## WHAT IS EXPECTED:
Copy out all of the material exactly as presented.

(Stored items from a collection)
>> Begin
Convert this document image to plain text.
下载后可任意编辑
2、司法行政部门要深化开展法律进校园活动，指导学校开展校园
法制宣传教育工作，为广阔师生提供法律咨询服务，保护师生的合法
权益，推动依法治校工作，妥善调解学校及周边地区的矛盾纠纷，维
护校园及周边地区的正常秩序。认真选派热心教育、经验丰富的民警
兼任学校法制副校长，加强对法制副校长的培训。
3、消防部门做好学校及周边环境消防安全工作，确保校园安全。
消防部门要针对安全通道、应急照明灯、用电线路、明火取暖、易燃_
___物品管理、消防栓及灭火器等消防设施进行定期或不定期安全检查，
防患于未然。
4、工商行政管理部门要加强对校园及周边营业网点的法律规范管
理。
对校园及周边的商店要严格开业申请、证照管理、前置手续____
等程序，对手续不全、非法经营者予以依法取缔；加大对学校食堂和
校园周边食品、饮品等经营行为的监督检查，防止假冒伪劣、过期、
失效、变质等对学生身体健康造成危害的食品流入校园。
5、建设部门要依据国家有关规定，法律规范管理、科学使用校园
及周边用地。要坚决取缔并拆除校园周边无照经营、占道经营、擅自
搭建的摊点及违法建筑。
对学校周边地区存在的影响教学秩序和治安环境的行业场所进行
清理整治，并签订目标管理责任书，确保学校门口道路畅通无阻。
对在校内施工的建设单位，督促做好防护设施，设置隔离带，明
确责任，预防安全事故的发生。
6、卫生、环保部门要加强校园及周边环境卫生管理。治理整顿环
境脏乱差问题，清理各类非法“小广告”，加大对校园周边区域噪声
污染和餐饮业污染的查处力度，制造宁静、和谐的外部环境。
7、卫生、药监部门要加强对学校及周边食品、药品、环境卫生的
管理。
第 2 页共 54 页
>> End
## RESPONSE BELOW:
Convert this document image to plain text.
下载后可任意编辑
2、司法行政部门要深化开展法律进校园活动，指导学校开展校园
法制宣传教育工作，为广阔师生提供法律咨询服务，保护师生的合法
权益，推动依法治校工作，妥善调解学校及周边地区的矛盾纠纷，维
护校园及周边地区的正常秩序。认真选派热心教育、经验丰富的民警
兼任学校法制副校长，加强对法制副校长的培训。
3、消防部门做好学校及周边环境消防安全工作，确保校园安全。
消防部门要针对安全通道、应急照明灯、用电线路、明火取暖、易燃_
___物品管理、消防栓及灭火器等消防设施进行定期或不定期安全检查，
防患于未然。
4、工商行政管理部门要加强对校园及周边营业网点的法律规范管
理。
对校园及周边的商店要严格开业申请、证照管理、前置手续____
等程序，对手续不全、非法经营者予以依法取缔；加大对学校食堂和
校园周边食品、饮品等经营行为的监督检查，防止假冒伪劣、过期、
失效、变质等对学生身体健康造成危害的食品流入校园。
5、建设部门要依据国家有关规定，法律规范管理、科学使用校园
及周边用地。要坚决取缔并拆除校园周边无照经营、占道经营、擅自
搭建的摊点及违法建筑。
对学校周边地区存在的影响教学秩序和治安环境的行业场所进行
清理整治，并签订目标管理责任书，确保学校门口道路畅通无阻。
对在校内施工的建设单位，督促做好防护设施，设置隔离带，明
确责任，预防安全事故的发生。
6、卫生、环保部门要加强校园及周边环境卫生管理。治理整顿环
境脏乱差问题，清理各类非法“小广告”，加大对校园周边区域噪声
污染和餐饮业污染的查处力度，制造宁静、和谐的外部环境。
7、卫生、药监部门要加强对学校及周边食品、药品、环境卫生的
管理。
第 2 页共 54 页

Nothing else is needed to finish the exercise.